[Start of RECORDS PROVIDED]
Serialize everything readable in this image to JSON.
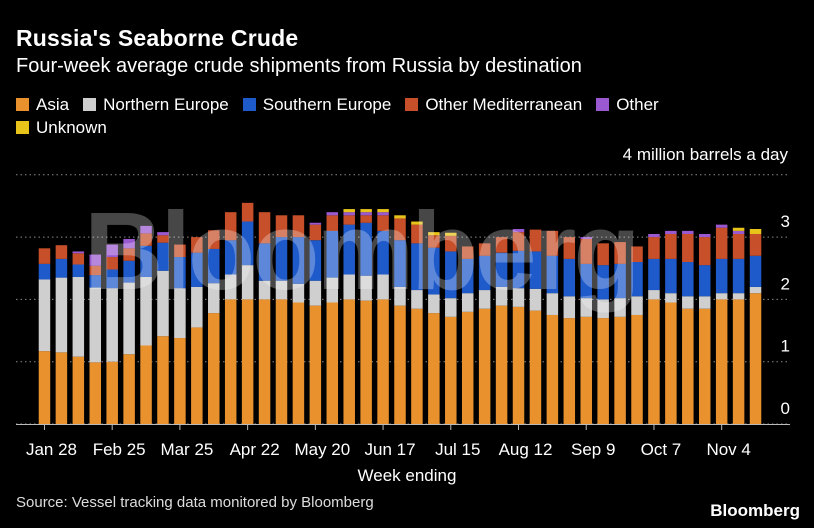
{
  "chart_data": {
    "type": "bar",
    "stacked": true,
    "title": "Russia's Seaborne Crude",
    "subtitle": "Four-week average crude shipments from Russia by destination",
    "unit_label": "4 million barrels a day",
    "xlabel": "Week ending",
    "ylim": [
      0,
      4
    ],
    "yticks": [
      0,
      1,
      2,
      3
    ],
    "grid": true,
    "legend_position": "top",
    "x_tick_labels": [
      "Jan 28",
      "Feb 25",
      "Mar 25",
      "Apr 22",
      "May 20",
      "Jun 17",
      "Jul 15",
      "Aug 12",
      "Sep 9",
      "Oct 7",
      "Nov 4"
    ],
    "x_tick_positions": [
      0,
      4,
      8,
      12,
      16,
      20,
      24,
      28,
      32,
      36,
      40
    ],
    "categories": [
      "Jan 28",
      "Feb 4",
      "Feb 11",
      "Feb 18",
      "Feb 25",
      "Mar 4",
      "Mar 11",
      "Mar 18",
      "Mar 25",
      "Apr 1",
      "Apr 8",
      "Apr 15",
      "Apr 22",
      "Apr 29",
      "May 6",
      "May 13",
      "May 20",
      "May 27",
      "Jun 3",
      "Jun 10",
      "Jun 17",
      "Jun 24",
      "Jul 1",
      "Jul 8",
      "Jul 15",
      "Jul 22",
      "Jul 29",
      "Aug 5",
      "Aug 12",
      "Aug 19",
      "Aug 26",
      "Sep 2",
      "Sep 9",
      "Sep 16",
      "Sep 23",
      "Sep 30",
      "Oct 7",
      "Oct 14",
      "Oct 21",
      "Oct 28",
      "Nov 4",
      "Nov 11",
      "Nov 18"
    ],
    "series": [
      {
        "name": "Asia",
        "color": "#E8912D",
        "values": [
          1.17,
          1.15,
          1.08,
          0.99,
          1.0,
          1.12,
          1.26,
          1.41,
          1.38,
          1.55,
          1.78,
          2.0,
          2.0,
          2.0,
          2.0,
          1.95,
          1.9,
          1.95,
          2.0,
          1.98,
          2.0,
          1.9,
          1.85,
          1.78,
          1.72,
          1.8,
          1.85,
          1.9,
          1.88,
          1.82,
          1.75,
          1.7,
          1.72,
          1.7,
          1.72,
          1.75,
          2.0,
          1.95,
          1.85,
          1.85,
          2.0,
          2.0,
          2.1
        ]
      },
      {
        "name": "Northern Europe",
        "color": "#CFCFCF",
        "values": [
          1.15,
          1.2,
          1.28,
          1.2,
          1.18,
          1.15,
          1.1,
          1.05,
          0.8,
          0.65,
          0.48,
          0.4,
          0.55,
          0.3,
          0.3,
          0.3,
          0.4,
          0.4,
          0.4,
          0.4,
          0.4,
          0.3,
          0.3,
          0.3,
          0.3,
          0.3,
          0.3,
          0.3,
          0.3,
          0.35,
          0.35,
          0.35,
          0.3,
          0.3,
          0.3,
          0.3,
          0.15,
          0.15,
          0.2,
          0.2,
          0.1,
          0.1,
          0.1
        ]
      },
      {
        "name": "Southern Europe",
        "color": "#1F5ACB",
        "values": [
          0.25,
          0.3,
          0.2,
          0.2,
          0.3,
          0.35,
          0.5,
          0.45,
          0.5,
          0.55,
          0.55,
          0.55,
          0.7,
          0.6,
          0.7,
          0.75,
          0.65,
          0.75,
          0.8,
          0.85,
          0.7,
          0.75,
          0.75,
          0.75,
          0.75,
          0.55,
          0.55,
          0.55,
          0.6,
          0.6,
          0.6,
          0.6,
          0.55,
          0.55,
          0.55,
          0.55,
          0.5,
          0.55,
          0.55,
          0.5,
          0.55,
          0.55,
          0.5
        ]
      },
      {
        "name": "Other Mediterranean",
        "color": "#C7502A",
        "values": [
          0.25,
          0.22,
          0.18,
          0.15,
          0.2,
          0.2,
          0.2,
          0.12,
          0.2,
          0.25,
          0.3,
          0.45,
          0.3,
          0.5,
          0.35,
          0.35,
          0.25,
          0.25,
          0.15,
          0.12,
          0.25,
          0.35,
          0.3,
          0.2,
          0.25,
          0.2,
          0.2,
          0.25,
          0.3,
          0.35,
          0.4,
          0.35,
          0.4,
          0.35,
          0.35,
          0.25,
          0.35,
          0.4,
          0.45,
          0.45,
          0.5,
          0.4,
          0.35
        ]
      },
      {
        "name": "Other",
        "color": "#9A59D0",
        "values": [
          0.0,
          0.0,
          0.03,
          0.18,
          0.2,
          0.15,
          0.12,
          0.05,
          0.0,
          0.0,
          0.0,
          0.0,
          0.0,
          0.0,
          0.0,
          0.0,
          0.03,
          0.05,
          0.05,
          0.05,
          0.05,
          0.0,
          0.0,
          0.0,
          0.0,
          0.0,
          0.0,
          0.0,
          0.05,
          0.0,
          0.0,
          0.0,
          0.03,
          0.0,
          0.0,
          0.0,
          0.05,
          0.05,
          0.05,
          0.05,
          0.05,
          0.05,
          0.0
        ]
      },
      {
        "name": "Unknown",
        "color": "#E8C319",
        "values": [
          0.0,
          0.0,
          0.0,
          0.0,
          0.0,
          0.0,
          0.0,
          0.0,
          0.0,
          0.0,
          0.0,
          0.0,
          0.0,
          0.0,
          0.0,
          0.0,
          0.0,
          0.0,
          0.05,
          0.05,
          0.05,
          0.05,
          0.05,
          0.05,
          0.05,
          0.0,
          0.0,
          0.0,
          0.0,
          0.0,
          0.0,
          0.0,
          0.0,
          0.0,
          0.0,
          0.0,
          0.0,
          0.0,
          0.0,
          0.0,
          0.0,
          0.05,
          0.08
        ]
      }
    ]
  },
  "source": "Source: Vessel tracking data monitored by Bloomberg",
  "brand": "Bloomberg",
  "watermark": "Bloomberg",
  "colors": {
    "background": "#000000",
    "grid": "#8a8a8a",
    "text": "#ffffff"
  }
}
[End of RECORDS PROVIDED]
* [WHAT YOU NEED TO DO] Repeat all the data as it stands, dropping any images it holds.

* [RESULT FOR THIS EXERCISE]
Serialize everything readable in this image to JSON.
{
  "chart_data": {
    "type": "bar",
    "stacked": true,
    "title": "Russia's Seaborne Crude",
    "subtitle": "Four-week average crude shipments from Russia by destination",
    "unit_label": "4 million barrels a day",
    "xlabel": "Week ending",
    "ylim": [
      0,
      4
    ],
    "yticks": [
      0,
      1,
      2,
      3
    ],
    "grid": true,
    "legend_position": "top",
    "x_tick_labels": [
      "Jan 28",
      "Feb 25",
      "Mar 25",
      "Apr 22",
      "May 20",
      "Jun 17",
      "Jul 15",
      "Aug 12",
      "Sep 9",
      "Oct 7",
      "Nov 4"
    ],
    "x_tick_positions": [
      0,
      4,
      8,
      12,
      16,
      20,
      24,
      28,
      32,
      36,
      40
    ],
    "categories": [
      "Jan 28",
      "Feb 4",
      "Feb 11",
      "Feb 18",
      "Feb 25",
      "Mar 4",
      "Mar 11",
      "Mar 18",
      "Mar 25",
      "Apr 1",
      "Apr 8",
      "Apr 15",
      "Apr 22",
      "Apr 29",
      "May 6",
      "May 13",
      "May 20",
      "May 27",
      "Jun 3",
      "Jun 10",
      "Jun 17",
      "Jun 24",
      "Jul 1",
      "Jul 8",
      "Jul 15",
      "Jul 22",
      "Jul 29",
      "Aug 5",
      "Aug 12",
      "Aug 19",
      "Aug 26",
      "Sep 2",
      "Sep 9",
      "Sep 16",
      "Sep 23",
      "Sep 30",
      "Oct 7",
      "Oct 14",
      "Oct 21",
      "Oct 28",
      "Nov 4",
      "Nov 11",
      "Nov 18"
    ],
    "series": [
      {
        "name": "Asia",
        "color": "#E8912D",
        "values": [
          1.17,
          1.15,
          1.08,
          0.99,
          1.0,
          1.12,
          1.26,
          1.41,
          1.38,
          1.55,
          1.78,
          2.0,
          2.0,
          2.0,
          2.0,
          1.95,
          1.9,
          1.95,
          2.0,
          1.98,
          2.0,
          1.9,
          1.85,
          1.78,
          1.72,
          1.8,
          1.85,
          1.9,
          1.88,
          1.82,
          1.75,
          1.7,
          1.72,
          1.7,
          1.72,
          1.75,
          2.0,
          1.95,
          1.85,
          1.85,
          2.0,
          2.0,
          2.1
        ]
      },
      {
        "name": "Northern Europe",
        "color": "#CFCFCF",
        "values": [
          1.15,
          1.2,
          1.28,
          1.2,
          1.18,
          1.15,
          1.1,
          1.05,
          0.8,
          0.65,
          0.48,
          0.4,
          0.55,
          0.3,
          0.3,
          0.3,
          0.4,
          0.4,
          0.4,
          0.4,
          0.4,
          0.3,
          0.3,
          0.3,
          0.3,
          0.3,
          0.3,
          0.3,
          0.3,
          0.35,
          0.35,
          0.35,
          0.3,
          0.3,
          0.3,
          0.3,
          0.15,
          0.15,
          0.2,
          0.2,
          0.1,
          0.1,
          0.1
        ]
      },
      {
        "name": "Southern Europe",
        "color": "#1F5ACB",
        "values": [
          0.25,
          0.3,
          0.2,
          0.2,
          0.3,
          0.35,
          0.5,
          0.45,
          0.5,
          0.55,
          0.55,
          0.55,
          0.7,
          0.6,
          0.7,
          0.75,
          0.65,
          0.75,
          0.8,
          0.85,
          0.7,
          0.75,
          0.75,
          0.75,
          0.75,
          0.55,
          0.55,
          0.55,
          0.6,
          0.6,
          0.6,
          0.6,
          0.55,
          0.55,
          0.55,
          0.55,
          0.5,
          0.55,
          0.55,
          0.5,
          0.55,
          0.55,
          0.5
        ]
      },
      {
        "name": "Other Mediterranean",
        "color": "#C7502A",
        "values": [
          0.25,
          0.22,
          0.18,
          0.15,
          0.2,
          0.2,
          0.2,
          0.12,
          0.2,
          0.25,
          0.3,
          0.45,
          0.3,
          0.5,
          0.35,
          0.35,
          0.25,
          0.25,
          0.15,
          0.12,
          0.25,
          0.35,
          0.3,
          0.2,
          0.25,
          0.2,
          0.2,
          0.25,
          0.3,
          0.35,
          0.4,
          0.35,
          0.4,
          0.35,
          0.35,
          0.25,
          0.35,
          0.4,
          0.45,
          0.45,
          0.5,
          0.4,
          0.35
        ]
      },
      {
        "name": "Other",
        "color": "#9A59D0",
        "values": [
          0.0,
          0.0,
          0.03,
          0.18,
          0.2,
          0.15,
          0.12,
          0.05,
          0.0,
          0.0,
          0.0,
          0.0,
          0.0,
          0.0,
          0.0,
          0.0,
          0.03,
          0.05,
          0.05,
          0.05,
          0.05,
          0.0,
          0.0,
          0.0,
          0.0,
          0.0,
          0.0,
          0.0,
          0.05,
          0.0,
          0.0,
          0.0,
          0.03,
          0.0,
          0.0,
          0.0,
          0.05,
          0.05,
          0.05,
          0.05,
          0.05,
          0.05,
          0.0
        ]
      },
      {
        "name": "Unknown",
        "color": "#E8C319",
        "values": [
          0.0,
          0.0,
          0.0,
          0.0,
          0.0,
          0.0,
          0.0,
          0.0,
          0.0,
          0.0,
          0.0,
          0.0,
          0.0,
          0.0,
          0.0,
          0.0,
          0.0,
          0.0,
          0.05,
          0.05,
          0.05,
          0.05,
          0.05,
          0.05,
          0.05,
          0.0,
          0.0,
          0.0,
          0.0,
          0.0,
          0.0,
          0.0,
          0.0,
          0.0,
          0.0,
          0.0,
          0.0,
          0.0,
          0.0,
          0.0,
          0.0,
          0.05,
          0.08
        ]
      }
    ]
  },
  "source": "Source: Vessel tracking data monitored by Bloomberg",
  "brand": "Bloomberg",
  "watermark": "Bloomberg",
  "colors": {
    "background": "#000000",
    "grid": "#8a8a8a",
    "text": "#ffffff"
  }
}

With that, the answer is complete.